(Brief)
Give a verbatim quotation of every record.

(Data in this exercise)
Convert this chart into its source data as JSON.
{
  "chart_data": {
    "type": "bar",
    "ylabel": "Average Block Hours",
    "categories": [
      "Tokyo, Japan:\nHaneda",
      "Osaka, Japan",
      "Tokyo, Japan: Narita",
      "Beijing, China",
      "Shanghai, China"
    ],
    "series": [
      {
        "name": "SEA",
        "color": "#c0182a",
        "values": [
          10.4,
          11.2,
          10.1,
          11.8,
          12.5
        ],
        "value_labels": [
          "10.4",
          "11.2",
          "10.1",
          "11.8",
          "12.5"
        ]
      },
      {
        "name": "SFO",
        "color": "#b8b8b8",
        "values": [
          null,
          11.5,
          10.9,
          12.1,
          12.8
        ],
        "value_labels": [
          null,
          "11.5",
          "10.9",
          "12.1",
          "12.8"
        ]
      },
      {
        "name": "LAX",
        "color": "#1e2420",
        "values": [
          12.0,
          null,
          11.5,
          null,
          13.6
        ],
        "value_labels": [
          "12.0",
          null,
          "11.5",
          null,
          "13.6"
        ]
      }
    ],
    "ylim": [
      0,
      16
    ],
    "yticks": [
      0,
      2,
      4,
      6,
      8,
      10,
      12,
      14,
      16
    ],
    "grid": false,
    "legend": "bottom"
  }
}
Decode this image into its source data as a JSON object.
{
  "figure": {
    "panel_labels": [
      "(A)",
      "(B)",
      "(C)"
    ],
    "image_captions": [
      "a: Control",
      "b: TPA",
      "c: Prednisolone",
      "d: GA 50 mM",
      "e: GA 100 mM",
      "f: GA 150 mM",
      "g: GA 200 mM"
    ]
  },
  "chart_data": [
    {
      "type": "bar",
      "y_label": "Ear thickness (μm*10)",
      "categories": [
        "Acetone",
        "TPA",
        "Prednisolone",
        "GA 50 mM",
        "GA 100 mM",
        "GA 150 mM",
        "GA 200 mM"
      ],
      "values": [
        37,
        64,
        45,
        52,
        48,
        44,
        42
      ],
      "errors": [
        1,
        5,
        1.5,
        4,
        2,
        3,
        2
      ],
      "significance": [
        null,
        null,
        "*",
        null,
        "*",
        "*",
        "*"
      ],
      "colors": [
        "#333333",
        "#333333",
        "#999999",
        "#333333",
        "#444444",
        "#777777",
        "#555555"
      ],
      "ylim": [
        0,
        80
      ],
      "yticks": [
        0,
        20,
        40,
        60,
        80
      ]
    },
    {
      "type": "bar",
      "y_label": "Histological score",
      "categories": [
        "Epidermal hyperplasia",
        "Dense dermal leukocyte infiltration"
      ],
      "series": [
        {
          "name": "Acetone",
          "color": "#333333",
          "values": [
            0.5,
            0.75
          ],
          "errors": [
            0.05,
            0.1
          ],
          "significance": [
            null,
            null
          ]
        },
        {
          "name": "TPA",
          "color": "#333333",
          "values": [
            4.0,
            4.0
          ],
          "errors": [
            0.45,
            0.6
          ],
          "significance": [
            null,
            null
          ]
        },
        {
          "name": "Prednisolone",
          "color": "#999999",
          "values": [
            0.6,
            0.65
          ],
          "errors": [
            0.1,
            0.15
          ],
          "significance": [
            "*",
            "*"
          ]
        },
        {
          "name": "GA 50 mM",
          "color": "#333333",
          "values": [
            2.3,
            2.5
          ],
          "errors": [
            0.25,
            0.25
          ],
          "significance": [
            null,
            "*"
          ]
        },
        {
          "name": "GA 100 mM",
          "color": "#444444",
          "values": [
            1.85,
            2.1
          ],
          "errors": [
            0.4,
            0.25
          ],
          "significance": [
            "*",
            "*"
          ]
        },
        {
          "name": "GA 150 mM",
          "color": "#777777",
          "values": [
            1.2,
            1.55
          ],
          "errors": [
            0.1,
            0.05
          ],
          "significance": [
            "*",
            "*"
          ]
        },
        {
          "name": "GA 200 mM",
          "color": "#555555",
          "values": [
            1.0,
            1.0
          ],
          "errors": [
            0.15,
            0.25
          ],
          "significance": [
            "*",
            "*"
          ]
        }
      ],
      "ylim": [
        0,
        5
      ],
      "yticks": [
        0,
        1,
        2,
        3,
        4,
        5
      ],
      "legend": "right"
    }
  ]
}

(The solution)
Convert this chart into its source data as JSON.
{
  "chart_data": {
    "type": "bar",
    "ylabel": "Average Block Hours",
    "categories": [
      "Tokyo, Japan:\nHaneda",
      "Osaka, Japan",
      "Tokyo, Japan: Narita",
      "Beijing, China",
      "Shanghai, China"
    ],
    "series": [
      {
        "name": "SEA",
        "color": "#c0182a",
        "values": [
          10.4,
          11.2,
          10.1,
          11.8,
          12.5
        ],
        "value_labels": [
          "10.4",
          "11.2",
          "10.1",
          "11.8",
          "12.5"
        ]
      },
      {
        "name": "SFO",
        "color": "#b8b8b8",
        "values": [
          null,
          11.5,
          10.9,
          12.1,
          12.8
        ],
        "value_labels": [
          null,
          "11.5",
          "10.9",
          "12.1",
          "12.8"
        ]
      },
      {
        "name": "LAX",
        "color": "#1e2420",
        "values": [
          12.0,
          null,
          11.5,
          null,
          13.6
        ],
        "value_labels": [
          "12.0",
          null,
          "11.5",
          null,
          "13.6"
        ]
      }
    ],
    "ylim": [
      0,
      16
    ],
    "yticks": [
      0,
      2,
      4,
      6,
      8,
      10,
      12,
      14,
      16
    ],
    "grid": false,
    "legend": "bottom"
  }
}
Decode this image into its source data as a JSON object.
{
  "figure": {
    "panel_labels": [
      "(A)",
      "(B)",
      "(C)"
    ],
    "image_captions": [
      "a: Control",
      "b: TPA",
      "c: Prednisolone",
      "d: GA 50 mM",
      "e: GA 100 mM",
      "f: GA 150 mM",
      "g: GA 200 mM"
    ]
  },
  "chart_data": [
    {
      "type": "bar",
      "y_label": "Ear thickness (μm*10)",
      "categories": [
        "Acetone",
        "TPA",
        "Prednisolone",
        "GA 50 mM",
        "GA 100 mM",
        "GA 150 mM",
        "GA 200 mM"
      ],
      "values": [
        37,
        64,
        45,
        52,
        48,
        44,
        42
      ],
      "errors": [
        1,
        5,
        1.5,
        4,
        2,
        3,
        2
      ],
      "significance": [
        null,
        null,
        "*",
        null,
        "*",
        "*",
        "*"
      ],
      "colors": [
        "#333333",
        "#333333",
        "#999999",
        "#333333",
        "#444444",
        "#777777",
        "#555555"
      ],
      "ylim": [
        0,
        80
      ],
      "yticks": [
        0,
        20,
        40,
        60,
        80
      ]
    },
    {
      "type": "bar",
      "y_label": "Histological score",
      "categories": [
        "Epidermal hyperplasia",
        "Dense dermal leukocyte infiltration"
      ],
      "series": [
        {
          "name": "Acetone",
          "color": "#333333",
          "values": [
            0.5,
            0.75
          ],
          "errors": [
            0.05,
            0.1
          ],
          "significance": [
            null,
            null
          ]
        },
        {
          "name": "TPA",
          "color": "#333333",
          "values": [
            4.0,
            4.0
          ],
          "errors": [
            0.45,
            0.6
          ],
          "significance": [
            null,
            null
          ]
        },
        {
          "name": "Prednisolone",
          "color": "#999999",
          "values": [
            0.6,
            0.65
          ],
          "errors": [
            0.1,
            0.15
          ],
          "significance": [
            "*",
            "*"
          ]
        },
        {
          "name": "GA 50 mM",
          "color": "#333333",
          "values": [
            2.3,
            2.5
          ],
          "errors": [
            0.25,
            0.25
          ],
          "significance": [
            null,
            "*"
          ]
        },
        {
          "name": "GA 100 mM",
          "color": "#444444",
          "values": [
            1.85,
            2.1
          ],
          "errors": [
            0.4,
            0.25
          ],
          "significance": [
            "*",
            "*"
          ]
        },
        {
          "name": "GA 150 mM",
          "color": "#777777",
          "values": [
            1.2,
            1.55
          ],
          "errors": [
            0.1,
            0.05
          ],
          "significance": [
            "*",
            "*"
          ]
        },
        {
          "name": "GA 200 mM",
          "color": "#555555",
          "values": [
            1.0,
            1.0
          ],
          "errors": [
            0.15,
            0.25
          ],
          "significance": [
            "*",
            "*"
          ]
        }
      ],
      "ylim": [
        0,
        5
      ],
      "yticks": [
        0,
        1,
        2,
        3,
        4,
        5
      ],
      "legend": "right"
    }
  ]
}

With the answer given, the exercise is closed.